#### [Source material]
++++++

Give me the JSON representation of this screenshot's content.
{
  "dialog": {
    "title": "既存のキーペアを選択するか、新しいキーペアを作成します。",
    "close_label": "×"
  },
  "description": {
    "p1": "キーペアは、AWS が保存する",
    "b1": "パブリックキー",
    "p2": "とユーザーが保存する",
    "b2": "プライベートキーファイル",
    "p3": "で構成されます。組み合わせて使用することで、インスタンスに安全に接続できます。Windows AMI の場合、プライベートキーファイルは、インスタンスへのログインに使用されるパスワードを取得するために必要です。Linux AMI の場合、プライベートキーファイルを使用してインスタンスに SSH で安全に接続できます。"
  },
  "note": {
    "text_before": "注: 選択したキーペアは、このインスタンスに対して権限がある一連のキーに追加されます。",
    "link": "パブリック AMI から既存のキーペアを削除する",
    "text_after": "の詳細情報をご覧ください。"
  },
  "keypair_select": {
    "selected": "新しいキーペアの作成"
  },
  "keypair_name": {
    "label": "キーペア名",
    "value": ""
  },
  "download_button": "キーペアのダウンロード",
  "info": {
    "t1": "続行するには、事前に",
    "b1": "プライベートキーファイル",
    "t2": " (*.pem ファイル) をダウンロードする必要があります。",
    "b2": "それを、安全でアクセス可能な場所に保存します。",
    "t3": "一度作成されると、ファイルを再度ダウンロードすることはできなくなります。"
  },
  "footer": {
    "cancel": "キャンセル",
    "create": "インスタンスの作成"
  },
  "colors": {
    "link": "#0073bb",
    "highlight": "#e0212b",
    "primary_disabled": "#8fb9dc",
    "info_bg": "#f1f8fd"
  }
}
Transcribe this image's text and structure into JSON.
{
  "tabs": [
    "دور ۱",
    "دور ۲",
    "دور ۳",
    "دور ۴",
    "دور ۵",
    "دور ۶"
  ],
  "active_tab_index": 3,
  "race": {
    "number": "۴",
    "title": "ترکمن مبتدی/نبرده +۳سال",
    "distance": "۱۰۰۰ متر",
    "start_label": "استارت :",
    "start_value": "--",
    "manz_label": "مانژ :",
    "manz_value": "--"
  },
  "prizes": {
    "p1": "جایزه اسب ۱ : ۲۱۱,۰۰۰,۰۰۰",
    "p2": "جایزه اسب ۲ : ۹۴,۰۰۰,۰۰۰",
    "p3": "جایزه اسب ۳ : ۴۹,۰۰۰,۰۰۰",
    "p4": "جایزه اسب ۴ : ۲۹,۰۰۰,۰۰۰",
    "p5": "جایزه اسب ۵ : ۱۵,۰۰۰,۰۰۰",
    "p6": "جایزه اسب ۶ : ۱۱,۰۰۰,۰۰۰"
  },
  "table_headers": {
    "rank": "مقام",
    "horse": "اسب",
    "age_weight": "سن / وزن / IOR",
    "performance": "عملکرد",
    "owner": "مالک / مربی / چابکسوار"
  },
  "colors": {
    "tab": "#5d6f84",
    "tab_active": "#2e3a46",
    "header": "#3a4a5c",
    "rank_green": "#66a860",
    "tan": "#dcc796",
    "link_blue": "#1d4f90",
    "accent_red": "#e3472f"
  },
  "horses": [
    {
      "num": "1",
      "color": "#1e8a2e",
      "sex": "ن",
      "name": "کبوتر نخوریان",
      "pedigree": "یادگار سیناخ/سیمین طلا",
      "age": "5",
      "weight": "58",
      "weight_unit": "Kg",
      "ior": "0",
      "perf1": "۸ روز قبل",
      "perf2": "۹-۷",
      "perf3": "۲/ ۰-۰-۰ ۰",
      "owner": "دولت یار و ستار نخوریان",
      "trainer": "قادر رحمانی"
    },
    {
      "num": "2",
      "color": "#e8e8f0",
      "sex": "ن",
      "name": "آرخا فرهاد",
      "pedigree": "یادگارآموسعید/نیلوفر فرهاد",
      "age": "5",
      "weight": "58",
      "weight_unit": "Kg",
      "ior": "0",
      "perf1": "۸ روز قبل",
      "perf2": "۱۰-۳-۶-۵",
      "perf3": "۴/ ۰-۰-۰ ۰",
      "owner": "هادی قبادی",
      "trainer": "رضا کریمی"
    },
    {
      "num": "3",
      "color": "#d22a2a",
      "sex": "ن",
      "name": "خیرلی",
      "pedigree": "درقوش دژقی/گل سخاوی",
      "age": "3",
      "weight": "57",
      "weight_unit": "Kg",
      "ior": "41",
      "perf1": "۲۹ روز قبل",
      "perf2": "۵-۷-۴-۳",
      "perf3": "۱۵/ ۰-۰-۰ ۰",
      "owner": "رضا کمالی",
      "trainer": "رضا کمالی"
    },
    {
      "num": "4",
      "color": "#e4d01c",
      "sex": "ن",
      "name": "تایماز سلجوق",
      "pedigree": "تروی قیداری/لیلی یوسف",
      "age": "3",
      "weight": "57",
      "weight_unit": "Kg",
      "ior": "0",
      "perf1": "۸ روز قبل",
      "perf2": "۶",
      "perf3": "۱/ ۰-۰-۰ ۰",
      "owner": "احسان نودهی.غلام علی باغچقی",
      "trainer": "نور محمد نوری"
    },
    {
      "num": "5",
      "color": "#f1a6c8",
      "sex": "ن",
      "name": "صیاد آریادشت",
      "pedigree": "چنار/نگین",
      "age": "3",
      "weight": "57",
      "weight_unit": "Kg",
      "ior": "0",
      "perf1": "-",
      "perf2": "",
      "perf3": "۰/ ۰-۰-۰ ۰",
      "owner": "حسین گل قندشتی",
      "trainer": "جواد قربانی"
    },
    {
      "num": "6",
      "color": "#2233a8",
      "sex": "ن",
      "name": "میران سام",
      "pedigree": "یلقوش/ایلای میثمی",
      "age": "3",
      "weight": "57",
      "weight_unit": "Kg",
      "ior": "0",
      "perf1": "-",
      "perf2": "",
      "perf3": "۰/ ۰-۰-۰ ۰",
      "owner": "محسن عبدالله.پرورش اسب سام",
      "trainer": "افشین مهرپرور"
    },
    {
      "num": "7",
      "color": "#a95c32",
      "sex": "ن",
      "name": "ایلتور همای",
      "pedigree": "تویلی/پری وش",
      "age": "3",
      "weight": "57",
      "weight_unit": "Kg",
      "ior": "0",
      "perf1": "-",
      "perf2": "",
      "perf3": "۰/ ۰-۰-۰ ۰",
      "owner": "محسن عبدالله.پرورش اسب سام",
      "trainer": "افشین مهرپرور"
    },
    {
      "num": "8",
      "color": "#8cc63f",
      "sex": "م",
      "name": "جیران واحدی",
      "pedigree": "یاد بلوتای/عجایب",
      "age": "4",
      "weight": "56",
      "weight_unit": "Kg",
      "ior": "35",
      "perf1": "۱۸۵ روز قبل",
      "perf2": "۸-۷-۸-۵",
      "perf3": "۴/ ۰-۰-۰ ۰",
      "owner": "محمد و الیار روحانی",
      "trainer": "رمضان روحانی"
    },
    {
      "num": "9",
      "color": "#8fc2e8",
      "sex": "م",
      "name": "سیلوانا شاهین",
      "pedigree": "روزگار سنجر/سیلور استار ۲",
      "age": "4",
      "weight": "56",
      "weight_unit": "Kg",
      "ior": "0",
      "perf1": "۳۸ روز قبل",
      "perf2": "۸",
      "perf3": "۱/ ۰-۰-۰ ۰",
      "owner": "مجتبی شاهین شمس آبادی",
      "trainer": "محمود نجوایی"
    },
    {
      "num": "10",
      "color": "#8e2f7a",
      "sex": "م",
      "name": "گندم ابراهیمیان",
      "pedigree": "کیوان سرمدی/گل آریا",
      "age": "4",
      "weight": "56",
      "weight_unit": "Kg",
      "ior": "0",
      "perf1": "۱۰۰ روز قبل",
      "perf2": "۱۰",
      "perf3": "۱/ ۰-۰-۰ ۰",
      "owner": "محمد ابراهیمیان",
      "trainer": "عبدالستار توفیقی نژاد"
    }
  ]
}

++++++

#### [What is required]
Find the lines containing "title" and list every one of them.

#### [Full answer]
    "title": "既存のキーペアを選択するか、新しいキーペアを作成します。",
    "title": "ترکمن مبتدی/نبرده +۳سال",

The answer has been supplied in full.